[Extracted records]
▬▬▬
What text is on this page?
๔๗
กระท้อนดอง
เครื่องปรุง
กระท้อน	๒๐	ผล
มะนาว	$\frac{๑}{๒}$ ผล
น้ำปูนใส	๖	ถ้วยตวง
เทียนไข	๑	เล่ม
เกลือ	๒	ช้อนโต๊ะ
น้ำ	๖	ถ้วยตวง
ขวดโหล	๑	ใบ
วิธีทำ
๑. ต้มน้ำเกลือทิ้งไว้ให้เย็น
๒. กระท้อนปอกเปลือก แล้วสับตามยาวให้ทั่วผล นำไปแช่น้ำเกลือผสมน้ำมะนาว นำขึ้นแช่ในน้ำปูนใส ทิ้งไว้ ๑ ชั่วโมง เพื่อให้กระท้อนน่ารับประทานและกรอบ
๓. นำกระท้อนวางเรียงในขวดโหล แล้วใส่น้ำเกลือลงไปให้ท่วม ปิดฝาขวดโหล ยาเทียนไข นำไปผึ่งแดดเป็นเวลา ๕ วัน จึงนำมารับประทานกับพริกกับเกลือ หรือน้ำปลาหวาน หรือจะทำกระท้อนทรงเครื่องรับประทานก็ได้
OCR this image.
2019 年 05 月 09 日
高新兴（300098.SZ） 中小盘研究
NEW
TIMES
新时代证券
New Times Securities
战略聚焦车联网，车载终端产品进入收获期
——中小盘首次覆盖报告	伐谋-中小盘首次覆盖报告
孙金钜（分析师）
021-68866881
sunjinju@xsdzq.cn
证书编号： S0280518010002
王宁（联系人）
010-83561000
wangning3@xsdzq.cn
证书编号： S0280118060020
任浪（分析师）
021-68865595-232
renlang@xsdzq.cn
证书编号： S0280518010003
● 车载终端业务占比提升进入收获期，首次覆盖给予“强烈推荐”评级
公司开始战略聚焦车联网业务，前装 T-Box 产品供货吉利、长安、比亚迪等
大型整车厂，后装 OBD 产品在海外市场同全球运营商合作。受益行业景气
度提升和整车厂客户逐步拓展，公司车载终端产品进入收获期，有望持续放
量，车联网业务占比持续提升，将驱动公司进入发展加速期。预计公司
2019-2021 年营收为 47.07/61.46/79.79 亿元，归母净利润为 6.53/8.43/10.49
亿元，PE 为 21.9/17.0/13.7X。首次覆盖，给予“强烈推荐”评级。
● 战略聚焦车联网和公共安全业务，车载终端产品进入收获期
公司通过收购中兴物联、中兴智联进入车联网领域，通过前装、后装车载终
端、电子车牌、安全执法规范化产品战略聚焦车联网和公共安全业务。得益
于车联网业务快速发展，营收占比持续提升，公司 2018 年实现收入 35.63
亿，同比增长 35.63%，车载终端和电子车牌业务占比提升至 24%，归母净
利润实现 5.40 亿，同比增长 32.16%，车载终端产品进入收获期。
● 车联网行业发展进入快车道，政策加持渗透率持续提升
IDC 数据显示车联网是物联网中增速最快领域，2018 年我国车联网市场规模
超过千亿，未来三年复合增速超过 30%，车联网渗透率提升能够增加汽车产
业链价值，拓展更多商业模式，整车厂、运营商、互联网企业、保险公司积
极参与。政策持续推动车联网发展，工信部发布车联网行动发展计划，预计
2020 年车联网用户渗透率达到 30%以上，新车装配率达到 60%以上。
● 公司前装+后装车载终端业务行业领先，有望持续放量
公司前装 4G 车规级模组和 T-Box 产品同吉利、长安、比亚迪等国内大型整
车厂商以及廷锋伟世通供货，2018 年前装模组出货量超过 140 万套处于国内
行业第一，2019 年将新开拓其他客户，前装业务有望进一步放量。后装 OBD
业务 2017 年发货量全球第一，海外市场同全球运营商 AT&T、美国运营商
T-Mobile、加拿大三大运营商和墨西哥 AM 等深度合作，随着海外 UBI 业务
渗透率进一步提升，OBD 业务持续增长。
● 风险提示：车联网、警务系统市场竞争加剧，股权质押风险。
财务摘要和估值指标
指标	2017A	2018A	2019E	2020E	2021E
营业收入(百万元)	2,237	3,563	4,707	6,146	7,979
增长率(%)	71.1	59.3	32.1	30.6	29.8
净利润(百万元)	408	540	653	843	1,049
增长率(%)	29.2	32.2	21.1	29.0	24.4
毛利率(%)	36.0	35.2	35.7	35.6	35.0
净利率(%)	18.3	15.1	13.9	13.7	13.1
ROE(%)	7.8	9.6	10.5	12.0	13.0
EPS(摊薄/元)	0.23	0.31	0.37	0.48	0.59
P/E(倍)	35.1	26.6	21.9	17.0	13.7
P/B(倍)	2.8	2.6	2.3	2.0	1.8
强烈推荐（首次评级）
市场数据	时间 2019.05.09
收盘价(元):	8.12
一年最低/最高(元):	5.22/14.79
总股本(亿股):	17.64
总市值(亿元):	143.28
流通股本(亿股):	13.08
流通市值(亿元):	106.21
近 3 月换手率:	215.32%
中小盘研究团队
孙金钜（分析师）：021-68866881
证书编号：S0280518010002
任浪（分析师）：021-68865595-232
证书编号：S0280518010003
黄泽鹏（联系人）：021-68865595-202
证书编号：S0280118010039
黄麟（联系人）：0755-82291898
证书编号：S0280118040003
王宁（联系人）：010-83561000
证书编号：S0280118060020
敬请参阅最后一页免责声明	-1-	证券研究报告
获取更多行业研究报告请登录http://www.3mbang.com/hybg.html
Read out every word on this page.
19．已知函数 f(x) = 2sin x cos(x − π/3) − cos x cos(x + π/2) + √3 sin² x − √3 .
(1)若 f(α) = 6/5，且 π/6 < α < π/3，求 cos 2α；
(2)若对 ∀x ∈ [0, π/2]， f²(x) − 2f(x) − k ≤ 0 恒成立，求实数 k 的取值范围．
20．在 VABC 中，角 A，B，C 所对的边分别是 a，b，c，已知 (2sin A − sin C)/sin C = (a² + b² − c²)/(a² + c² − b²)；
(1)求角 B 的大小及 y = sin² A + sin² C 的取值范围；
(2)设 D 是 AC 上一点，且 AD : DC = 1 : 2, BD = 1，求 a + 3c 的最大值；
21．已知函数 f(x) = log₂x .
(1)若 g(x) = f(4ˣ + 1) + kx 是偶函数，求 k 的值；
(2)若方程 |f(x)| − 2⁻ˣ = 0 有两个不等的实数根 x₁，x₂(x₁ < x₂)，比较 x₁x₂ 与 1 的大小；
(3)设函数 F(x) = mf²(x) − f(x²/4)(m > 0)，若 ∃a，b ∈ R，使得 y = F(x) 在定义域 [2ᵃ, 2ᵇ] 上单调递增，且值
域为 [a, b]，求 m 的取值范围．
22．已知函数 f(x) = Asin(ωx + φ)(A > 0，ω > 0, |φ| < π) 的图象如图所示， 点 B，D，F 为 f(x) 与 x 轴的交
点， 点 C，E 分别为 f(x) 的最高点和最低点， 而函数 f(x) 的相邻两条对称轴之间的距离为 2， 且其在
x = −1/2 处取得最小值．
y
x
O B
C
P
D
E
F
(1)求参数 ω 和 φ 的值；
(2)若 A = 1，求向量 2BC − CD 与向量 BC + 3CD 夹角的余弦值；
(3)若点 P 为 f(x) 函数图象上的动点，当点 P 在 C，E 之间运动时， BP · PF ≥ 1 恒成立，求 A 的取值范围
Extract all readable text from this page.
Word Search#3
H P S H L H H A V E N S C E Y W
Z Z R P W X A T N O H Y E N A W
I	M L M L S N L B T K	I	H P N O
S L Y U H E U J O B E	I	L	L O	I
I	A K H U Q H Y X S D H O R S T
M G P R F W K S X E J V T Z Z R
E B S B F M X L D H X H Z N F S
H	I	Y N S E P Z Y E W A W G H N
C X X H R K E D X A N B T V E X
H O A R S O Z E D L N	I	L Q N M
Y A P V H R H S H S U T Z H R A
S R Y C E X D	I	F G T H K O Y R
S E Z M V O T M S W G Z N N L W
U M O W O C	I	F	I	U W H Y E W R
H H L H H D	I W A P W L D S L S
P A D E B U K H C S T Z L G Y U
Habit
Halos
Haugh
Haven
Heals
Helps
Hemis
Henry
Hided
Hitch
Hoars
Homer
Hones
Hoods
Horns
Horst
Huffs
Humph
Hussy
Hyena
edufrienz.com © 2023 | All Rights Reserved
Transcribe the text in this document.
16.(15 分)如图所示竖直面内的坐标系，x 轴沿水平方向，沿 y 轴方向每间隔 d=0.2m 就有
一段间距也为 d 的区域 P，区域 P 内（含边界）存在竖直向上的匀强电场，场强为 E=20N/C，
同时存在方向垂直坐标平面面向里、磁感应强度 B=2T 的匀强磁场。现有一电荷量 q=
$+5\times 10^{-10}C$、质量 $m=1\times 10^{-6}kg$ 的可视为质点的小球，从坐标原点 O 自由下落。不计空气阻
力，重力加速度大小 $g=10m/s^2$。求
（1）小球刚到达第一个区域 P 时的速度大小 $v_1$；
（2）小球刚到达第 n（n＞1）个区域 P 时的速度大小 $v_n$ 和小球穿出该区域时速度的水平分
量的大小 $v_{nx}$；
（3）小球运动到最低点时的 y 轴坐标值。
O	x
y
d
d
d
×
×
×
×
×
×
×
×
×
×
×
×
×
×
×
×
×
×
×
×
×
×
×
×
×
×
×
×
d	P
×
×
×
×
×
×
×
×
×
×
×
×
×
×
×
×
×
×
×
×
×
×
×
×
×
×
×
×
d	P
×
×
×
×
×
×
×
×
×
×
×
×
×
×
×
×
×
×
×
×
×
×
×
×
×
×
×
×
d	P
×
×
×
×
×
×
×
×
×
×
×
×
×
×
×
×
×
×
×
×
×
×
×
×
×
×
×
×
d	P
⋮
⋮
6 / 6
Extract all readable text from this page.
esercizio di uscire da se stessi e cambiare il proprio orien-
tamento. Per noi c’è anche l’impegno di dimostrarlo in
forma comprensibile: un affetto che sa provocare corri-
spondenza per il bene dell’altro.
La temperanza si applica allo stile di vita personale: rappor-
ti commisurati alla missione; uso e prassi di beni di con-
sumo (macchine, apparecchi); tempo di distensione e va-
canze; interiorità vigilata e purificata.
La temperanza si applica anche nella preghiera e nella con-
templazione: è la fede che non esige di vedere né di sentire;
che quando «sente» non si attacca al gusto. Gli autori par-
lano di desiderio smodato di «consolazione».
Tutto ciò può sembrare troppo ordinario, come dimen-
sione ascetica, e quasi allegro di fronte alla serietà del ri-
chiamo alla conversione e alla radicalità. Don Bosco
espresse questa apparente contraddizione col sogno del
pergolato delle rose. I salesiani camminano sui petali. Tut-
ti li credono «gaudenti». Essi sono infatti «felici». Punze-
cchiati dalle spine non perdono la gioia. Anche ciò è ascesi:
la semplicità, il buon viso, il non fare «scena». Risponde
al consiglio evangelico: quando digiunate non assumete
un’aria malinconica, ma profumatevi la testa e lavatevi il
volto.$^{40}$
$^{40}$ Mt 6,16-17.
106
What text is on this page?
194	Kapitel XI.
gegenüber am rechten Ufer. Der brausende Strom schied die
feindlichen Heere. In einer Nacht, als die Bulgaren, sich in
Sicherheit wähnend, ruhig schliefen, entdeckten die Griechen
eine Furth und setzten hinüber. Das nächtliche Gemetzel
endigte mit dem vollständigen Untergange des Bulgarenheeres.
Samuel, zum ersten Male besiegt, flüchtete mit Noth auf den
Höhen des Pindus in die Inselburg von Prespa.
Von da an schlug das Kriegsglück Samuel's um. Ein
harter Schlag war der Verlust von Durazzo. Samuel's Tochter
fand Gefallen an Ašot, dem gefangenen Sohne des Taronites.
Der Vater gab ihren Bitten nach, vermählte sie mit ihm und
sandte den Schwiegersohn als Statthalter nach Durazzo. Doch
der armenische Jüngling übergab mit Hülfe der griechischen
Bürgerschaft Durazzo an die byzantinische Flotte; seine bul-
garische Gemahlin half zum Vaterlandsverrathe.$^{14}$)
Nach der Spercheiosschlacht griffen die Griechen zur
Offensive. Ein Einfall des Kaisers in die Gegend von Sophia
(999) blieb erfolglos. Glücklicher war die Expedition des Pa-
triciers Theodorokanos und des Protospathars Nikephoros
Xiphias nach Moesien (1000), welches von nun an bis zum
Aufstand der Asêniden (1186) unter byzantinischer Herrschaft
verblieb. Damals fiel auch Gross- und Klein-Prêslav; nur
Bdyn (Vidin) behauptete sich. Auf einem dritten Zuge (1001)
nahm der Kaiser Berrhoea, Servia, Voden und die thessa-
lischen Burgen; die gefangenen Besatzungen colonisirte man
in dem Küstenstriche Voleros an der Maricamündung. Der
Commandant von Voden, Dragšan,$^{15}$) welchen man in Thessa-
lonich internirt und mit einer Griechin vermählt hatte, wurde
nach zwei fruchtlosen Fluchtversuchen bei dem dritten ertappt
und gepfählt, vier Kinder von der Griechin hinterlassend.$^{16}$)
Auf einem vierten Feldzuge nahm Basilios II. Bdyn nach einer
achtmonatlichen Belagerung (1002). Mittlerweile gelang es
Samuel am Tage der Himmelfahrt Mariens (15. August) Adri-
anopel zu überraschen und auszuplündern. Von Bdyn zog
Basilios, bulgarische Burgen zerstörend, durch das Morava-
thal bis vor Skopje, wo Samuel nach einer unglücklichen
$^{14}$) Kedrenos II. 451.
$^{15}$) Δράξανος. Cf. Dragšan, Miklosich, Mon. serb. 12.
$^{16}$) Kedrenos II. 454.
▬▬▬
Write out every line of the entries that holds the word "Griechin".

## Response to this task
lonich internirt und mit einer Griechin vermählt hatte, wurde
und gepfählt, vier Kinder von der Griechin hinterlassend.$^{16}$)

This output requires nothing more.